Word for word, retype every entry in the listing.

_____

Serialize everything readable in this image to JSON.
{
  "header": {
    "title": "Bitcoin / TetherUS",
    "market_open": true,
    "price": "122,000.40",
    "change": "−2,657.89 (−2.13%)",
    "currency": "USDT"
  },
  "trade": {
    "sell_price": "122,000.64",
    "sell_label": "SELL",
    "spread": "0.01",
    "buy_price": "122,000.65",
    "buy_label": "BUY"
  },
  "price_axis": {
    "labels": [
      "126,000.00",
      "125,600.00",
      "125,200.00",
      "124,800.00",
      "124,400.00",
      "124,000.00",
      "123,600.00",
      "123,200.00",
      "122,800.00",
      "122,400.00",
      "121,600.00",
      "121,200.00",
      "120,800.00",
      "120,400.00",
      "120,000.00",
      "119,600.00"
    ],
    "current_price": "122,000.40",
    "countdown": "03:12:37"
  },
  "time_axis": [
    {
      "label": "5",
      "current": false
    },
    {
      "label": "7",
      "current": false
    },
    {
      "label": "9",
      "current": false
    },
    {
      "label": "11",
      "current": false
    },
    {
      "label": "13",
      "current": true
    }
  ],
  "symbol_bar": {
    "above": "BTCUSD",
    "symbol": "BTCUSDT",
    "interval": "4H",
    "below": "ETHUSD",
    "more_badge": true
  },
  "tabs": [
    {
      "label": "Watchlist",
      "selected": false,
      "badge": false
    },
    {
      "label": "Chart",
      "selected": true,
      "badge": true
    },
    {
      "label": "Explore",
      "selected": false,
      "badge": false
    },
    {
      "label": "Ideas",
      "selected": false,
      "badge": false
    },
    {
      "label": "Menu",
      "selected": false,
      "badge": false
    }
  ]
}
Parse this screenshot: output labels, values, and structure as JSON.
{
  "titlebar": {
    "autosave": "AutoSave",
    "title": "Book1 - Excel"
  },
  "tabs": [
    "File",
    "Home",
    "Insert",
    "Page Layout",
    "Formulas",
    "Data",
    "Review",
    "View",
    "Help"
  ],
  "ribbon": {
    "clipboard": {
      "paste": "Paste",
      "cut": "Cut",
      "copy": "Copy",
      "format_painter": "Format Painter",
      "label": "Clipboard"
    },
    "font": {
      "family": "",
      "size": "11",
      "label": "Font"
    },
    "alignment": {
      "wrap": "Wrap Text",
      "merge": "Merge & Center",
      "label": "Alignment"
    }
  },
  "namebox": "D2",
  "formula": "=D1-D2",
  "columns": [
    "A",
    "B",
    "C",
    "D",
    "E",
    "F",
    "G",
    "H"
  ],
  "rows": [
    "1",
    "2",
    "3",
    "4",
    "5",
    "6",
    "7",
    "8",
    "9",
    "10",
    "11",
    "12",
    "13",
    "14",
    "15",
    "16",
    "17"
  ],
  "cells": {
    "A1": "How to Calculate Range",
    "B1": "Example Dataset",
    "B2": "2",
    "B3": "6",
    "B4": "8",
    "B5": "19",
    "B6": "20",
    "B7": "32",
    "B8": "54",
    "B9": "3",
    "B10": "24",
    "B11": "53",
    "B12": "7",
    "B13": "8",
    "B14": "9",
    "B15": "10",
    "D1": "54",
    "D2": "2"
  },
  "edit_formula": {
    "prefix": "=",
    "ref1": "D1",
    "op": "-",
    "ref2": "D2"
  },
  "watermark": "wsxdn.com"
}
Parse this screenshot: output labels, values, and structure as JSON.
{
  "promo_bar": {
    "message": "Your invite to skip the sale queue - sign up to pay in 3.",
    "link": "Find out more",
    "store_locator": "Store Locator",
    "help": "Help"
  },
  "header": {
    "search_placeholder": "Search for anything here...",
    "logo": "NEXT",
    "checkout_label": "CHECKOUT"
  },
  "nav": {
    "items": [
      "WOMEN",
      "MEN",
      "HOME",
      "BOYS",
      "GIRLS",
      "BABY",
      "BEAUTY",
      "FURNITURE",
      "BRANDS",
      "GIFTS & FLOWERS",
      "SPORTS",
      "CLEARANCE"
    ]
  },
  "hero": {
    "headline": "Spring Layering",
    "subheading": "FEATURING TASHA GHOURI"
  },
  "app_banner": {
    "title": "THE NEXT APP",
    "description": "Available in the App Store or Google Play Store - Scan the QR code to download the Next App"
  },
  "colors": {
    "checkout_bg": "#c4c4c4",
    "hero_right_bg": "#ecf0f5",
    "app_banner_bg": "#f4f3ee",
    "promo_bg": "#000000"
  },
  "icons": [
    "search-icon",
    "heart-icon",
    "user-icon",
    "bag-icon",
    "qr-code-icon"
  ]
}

_____

● Task solution:
Serialize everything readable in this image to JSON.
{
  "header": {
    "title": "Bitcoin / TetherUS",
    "market_open": true,
    "price": "122,000.40",
    "change": "−2,657.89 (−2.13%)",
    "currency": "USDT"
  },
  "trade": {
    "sell_price": "122,000.64",
    "sell_label": "SELL",
    "spread": "0.01",
    "buy_price": "122,000.65",
    "buy_label": "BUY"
  },
  "price_axis": {
    "labels": [
      "126,000.00",
      "125,600.00",
      "125,200.00",
      "124,800.00",
      "124,400.00",
      "124,000.00",
      "123,600.00",
      "123,200.00",
      "122,800.00",
      "122,400.00",
      "121,600.00",
      "121,200.00",
      "120,800.00",
      "120,400.00",
      "120,000.00",
      "119,600.00"
    ],
    "current_price": "122,000.40",
    "countdown": "03:12:37"
  },
  "time_axis": [
    {
      "label": "5",
      "current": false
    },
    {
      "label": "7",
      "current": false
    },
    {
      "label": "9",
      "current": false
    },
    {
      "label": "11",
      "current": false
    },
    {
      "label": "13",
      "current": true
    }
  ],
  "symbol_bar": {
    "above": "BTCUSD",
    "symbol": "BTCUSDT",
    "interval": "4H",
    "below": "ETHUSD",
    "more_badge": true
  },
  "tabs": [
    {
      "label": "Watchlist",
      "selected": false,
      "badge": false
    },
    {
      "label": "Chart",
      "selected": true,
      "badge": true
    },
    {
      "label": "Explore",
      "selected": false,
      "badge": false
    },
    {
      "label": "Ideas",
      "selected": false,
      "badge": false
    },
    {
      "label": "Menu",
      "selected": false,
      "badge": false
    }
  ]
}
Parse this screenshot: output labels, values, and structure as JSON.
{
  "titlebar": {
    "autosave": "AutoSave",
    "title": "Book1 - Excel"
  },
  "tabs": [
    "File",
    "Home",
    "Insert",
    "Page Layout",
    "Formulas",
    "Data",
    "Review",
    "View",
    "Help"
  ],
  "ribbon": {
    "clipboard": {
      "paste": "Paste",
      "cut": "Cut",
      "copy": "Copy",
      "format_painter": "Format Painter",
      "label": "Clipboard"
    },
    "font": {
      "family": "",
      "size": "11",
      "label": "Font"
    },
    "alignment": {
      "wrap": "Wrap Text",
      "merge": "Merge & Center",
      "label": "Alignment"
    }
  },
  "namebox": "D2",
  "formula": "=D1-D2",
  "columns": [
    "A",
    "B",
    "C",
    "D",
    "E",
    "F",
    "G",
    "H"
  ],
  "rows": [
    "1",
    "2",
    "3",
    "4",
    "5",
    "6",
    "7",
    "8",
    "9",
    "10",
    "11",
    "12",
    "13",
    "14",
    "15",
    "16",
    "17"
  ],
  "cells": {
    "A1": "How to Calculate Range",
    "B1": "Example Dataset",
    "B2": "2",
    "B3": "6",
    "B4": "8",
    "B5": "19",
    "B6": "20",
    "B7": "32",
    "B8": "54",
    "B9": "3",
    "B10": "24",
    "B11": "53",
    "B12": "7",
    "B13": "8",
    "B14": "9",
    "B15": "10",
    "D1": "54",
    "D2": "2"
  },
  "edit_formula": {
    "prefix": "=",
    "ref1": "D1",
    "op": "-",
    "ref2": "D2"
  },
  "watermark": "wsxdn.com"
}
Parse this screenshot: output labels, values, and structure as JSON.
{
  "promo_bar": {
    "message": "Your invite to skip the sale queue - sign up to pay in 3.",
    "link": "Find out more",
    "store_locator": "Store Locator",
    "help": "Help"
  },
  "header": {
    "search_placeholder": "Search for anything here...",
    "logo": "NEXT",
    "checkout_label": "CHECKOUT"
  },
  "nav": {
    "items": [
      "WOMEN",
      "MEN",
      "HOME",
      "BOYS",
      "GIRLS",
      "BABY",
      "BEAUTY",
      "FURNITURE",
      "BRANDS",
      "GIFTS & FLOWERS",
      "SPORTS",
      "CLEARANCE"
    ]
  },
  "hero": {
    "headline": "Spring Layering",
    "subheading": "FEATURING TASHA GHOURI"
  },
  "app_banner": {
    "title": "THE NEXT APP",
    "description": "Available in the App Store or Google Play Store - Scan the QR code to download the Next App"
  },
  "colors": {
    "checkout_bg": "#c4c4c4",
    "hero_right_bg": "#ecf0f5",
    "app_banner_bg": "#f4f3ee",
    "promo_bg": "#000000"
  },
  "icons": [
    "search-icon",
    "heart-icon",
    "user-icon",
    "bag-icon",
    "qr-code-icon"
  ]
}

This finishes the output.